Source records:
>> start

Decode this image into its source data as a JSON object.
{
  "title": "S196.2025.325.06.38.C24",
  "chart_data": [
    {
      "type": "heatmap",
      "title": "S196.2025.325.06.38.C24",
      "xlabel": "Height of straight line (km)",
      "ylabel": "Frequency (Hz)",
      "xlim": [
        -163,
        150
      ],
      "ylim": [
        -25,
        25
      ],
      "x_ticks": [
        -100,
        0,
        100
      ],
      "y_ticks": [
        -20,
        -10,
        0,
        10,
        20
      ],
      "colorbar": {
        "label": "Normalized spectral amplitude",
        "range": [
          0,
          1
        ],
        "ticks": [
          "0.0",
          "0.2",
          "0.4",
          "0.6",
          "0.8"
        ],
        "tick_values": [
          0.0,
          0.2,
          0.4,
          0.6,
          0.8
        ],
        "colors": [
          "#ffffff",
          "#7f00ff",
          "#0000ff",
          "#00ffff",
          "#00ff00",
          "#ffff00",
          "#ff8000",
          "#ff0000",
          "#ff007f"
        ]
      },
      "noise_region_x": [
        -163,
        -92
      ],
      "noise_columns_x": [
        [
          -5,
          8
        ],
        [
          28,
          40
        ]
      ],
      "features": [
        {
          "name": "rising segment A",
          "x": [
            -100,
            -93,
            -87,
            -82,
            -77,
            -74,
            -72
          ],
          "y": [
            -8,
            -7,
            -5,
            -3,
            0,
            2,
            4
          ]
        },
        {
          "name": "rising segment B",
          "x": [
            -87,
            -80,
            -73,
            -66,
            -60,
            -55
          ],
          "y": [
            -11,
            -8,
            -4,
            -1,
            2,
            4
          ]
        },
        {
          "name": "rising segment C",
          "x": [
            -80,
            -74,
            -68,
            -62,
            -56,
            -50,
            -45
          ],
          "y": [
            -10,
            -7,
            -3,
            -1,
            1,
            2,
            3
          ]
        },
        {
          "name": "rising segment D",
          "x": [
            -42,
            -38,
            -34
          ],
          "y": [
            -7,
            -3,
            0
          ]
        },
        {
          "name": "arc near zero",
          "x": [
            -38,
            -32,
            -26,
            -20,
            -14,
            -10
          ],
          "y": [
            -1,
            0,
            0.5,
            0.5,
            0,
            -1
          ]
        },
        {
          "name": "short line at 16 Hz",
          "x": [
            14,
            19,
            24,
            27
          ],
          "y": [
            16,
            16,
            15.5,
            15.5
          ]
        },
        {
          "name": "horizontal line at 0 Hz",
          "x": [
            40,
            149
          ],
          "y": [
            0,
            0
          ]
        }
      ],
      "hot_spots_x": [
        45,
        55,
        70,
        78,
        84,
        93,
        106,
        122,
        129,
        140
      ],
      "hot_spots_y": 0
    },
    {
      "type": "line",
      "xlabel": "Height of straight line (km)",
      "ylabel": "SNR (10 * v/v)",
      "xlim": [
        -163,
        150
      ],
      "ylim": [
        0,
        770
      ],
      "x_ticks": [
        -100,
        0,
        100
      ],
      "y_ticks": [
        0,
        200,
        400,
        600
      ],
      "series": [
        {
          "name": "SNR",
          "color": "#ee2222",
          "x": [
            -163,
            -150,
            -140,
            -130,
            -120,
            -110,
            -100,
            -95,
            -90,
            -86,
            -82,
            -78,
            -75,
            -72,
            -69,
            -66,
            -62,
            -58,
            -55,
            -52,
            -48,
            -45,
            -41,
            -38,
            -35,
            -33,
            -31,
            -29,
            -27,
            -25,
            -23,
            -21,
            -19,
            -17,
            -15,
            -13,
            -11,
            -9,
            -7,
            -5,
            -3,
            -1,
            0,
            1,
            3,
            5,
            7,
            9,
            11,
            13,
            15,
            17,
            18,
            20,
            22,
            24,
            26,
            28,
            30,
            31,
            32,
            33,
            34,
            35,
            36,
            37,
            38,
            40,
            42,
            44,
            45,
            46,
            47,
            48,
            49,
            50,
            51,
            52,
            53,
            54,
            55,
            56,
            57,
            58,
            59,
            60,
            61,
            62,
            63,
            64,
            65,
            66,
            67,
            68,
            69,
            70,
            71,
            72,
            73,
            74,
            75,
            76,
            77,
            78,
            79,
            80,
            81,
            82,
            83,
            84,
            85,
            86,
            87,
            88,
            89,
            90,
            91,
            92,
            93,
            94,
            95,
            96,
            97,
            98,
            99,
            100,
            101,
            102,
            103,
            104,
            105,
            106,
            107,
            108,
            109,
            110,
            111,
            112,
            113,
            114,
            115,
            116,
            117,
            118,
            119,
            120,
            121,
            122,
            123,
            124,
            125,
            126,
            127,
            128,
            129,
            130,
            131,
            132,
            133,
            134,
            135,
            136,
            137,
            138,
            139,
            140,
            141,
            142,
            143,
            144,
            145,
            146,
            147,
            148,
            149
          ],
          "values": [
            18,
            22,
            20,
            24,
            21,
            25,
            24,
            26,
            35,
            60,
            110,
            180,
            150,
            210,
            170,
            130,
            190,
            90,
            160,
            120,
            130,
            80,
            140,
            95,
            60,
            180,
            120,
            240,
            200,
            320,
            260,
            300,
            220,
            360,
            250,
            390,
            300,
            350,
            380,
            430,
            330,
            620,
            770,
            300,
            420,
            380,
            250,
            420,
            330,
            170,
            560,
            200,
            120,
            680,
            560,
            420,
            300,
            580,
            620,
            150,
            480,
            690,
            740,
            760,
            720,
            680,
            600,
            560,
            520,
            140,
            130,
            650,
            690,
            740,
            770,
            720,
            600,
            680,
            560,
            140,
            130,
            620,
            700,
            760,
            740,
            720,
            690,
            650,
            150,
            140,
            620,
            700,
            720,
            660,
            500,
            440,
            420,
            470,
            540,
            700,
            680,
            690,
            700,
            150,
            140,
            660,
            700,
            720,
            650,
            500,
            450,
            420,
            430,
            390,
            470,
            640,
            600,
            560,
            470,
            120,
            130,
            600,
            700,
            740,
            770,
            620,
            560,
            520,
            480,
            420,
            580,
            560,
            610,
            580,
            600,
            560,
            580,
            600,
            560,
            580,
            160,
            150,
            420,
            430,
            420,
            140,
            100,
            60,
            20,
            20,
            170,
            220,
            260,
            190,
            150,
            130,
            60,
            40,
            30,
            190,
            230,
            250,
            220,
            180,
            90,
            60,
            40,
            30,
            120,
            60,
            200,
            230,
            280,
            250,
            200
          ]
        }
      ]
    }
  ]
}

>> end

◆ **Description of the task**
Go through the records and pull out each line that includes the word "title".

◆ **Complete answer**
  "title": "S196.2025.325.06.38.C24",
      "title": "S196.2025.325.06.38.C24",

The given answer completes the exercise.